(Dataset entries)
○ ○ ○
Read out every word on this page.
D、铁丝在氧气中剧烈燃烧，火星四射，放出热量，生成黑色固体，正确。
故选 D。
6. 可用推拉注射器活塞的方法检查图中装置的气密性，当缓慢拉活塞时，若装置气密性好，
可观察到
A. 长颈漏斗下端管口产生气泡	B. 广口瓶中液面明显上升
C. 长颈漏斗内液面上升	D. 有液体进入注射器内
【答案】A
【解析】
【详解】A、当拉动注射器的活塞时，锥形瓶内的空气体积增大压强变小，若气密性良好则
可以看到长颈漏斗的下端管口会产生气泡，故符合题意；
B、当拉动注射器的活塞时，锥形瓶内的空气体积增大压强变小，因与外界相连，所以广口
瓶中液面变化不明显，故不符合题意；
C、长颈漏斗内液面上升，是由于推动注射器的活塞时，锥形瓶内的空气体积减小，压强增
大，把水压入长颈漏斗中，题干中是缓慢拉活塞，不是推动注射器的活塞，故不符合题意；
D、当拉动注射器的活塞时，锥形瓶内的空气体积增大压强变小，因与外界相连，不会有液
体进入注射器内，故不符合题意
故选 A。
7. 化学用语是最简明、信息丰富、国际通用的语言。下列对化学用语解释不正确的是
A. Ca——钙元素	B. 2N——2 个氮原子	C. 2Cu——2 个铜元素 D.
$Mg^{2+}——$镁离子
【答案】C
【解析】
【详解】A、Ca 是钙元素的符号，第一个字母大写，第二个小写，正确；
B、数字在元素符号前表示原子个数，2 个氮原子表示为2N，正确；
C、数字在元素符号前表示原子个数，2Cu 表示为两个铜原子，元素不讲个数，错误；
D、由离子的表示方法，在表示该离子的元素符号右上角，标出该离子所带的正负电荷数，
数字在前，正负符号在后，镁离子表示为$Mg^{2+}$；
○ ○ ○
*What to produce*:
Your task is to retype all the records above with nothing left out.

*The completed task*:
Read out every word on this page.
D、铁丝在氧气中剧烈燃烧，火星四射，放出热量，生成黑色固体，正确。
故选 D。
6. 可用推拉注射器活塞的方法检查图中装置的气密性，当缓慢拉活塞时，若装置气密性好，
可观察到
A. 长颈漏斗下端管口产生气泡	B. 广口瓶中液面明显上升
C. 长颈漏斗内液面上升	D. 有液体进入注射器内
【答案】A
【解析】
【详解】A、当拉动注射器的活塞时，锥形瓶内的空气体积增大压强变小，若气密性良好则
可以看到长颈漏斗的下端管口会产生气泡，故符合题意；
B、当拉动注射器的活塞时，锥形瓶内的空气体积增大压强变小，因与外界相连，所以广口
瓶中液面变化不明显，故不符合题意；
C、长颈漏斗内液面上升，是由于推动注射器的活塞时，锥形瓶内的空气体积减小，压强增
大，把水压入长颈漏斗中，题干中是缓慢拉活塞，不是推动注射器的活塞，故不符合题意；
D、当拉动注射器的活塞时，锥形瓶内的空气体积增大压强变小，因与外界相连，不会有液
体进入注射器内，故不符合题意
故选 A。
7. 化学用语是最简明、信息丰富、国际通用的语言。下列对化学用语解释不正确的是
A. Ca——钙元素	B. 2N——2 个氮原子	C. 2Cu——2 个铜元素 D.
$Mg^{2+}——$镁离子
【答案】C
【解析】
【详解】A、Ca 是钙元素的符号，第一个字母大写，第二个小写，正确；
B、数字在元素符号前表示原子个数，2 个氮原子表示为2N，正确；
C、数字在元素符号前表示原子个数，2Cu 表示为两个铜原子，元素不讲个数，错误；
D、由离子的表示方法，在表示该离子的元素符号右上角，标出该离子所带的正负电荷数，
数字在前，正负符号在后，镁离子表示为$Mg^{2+}$；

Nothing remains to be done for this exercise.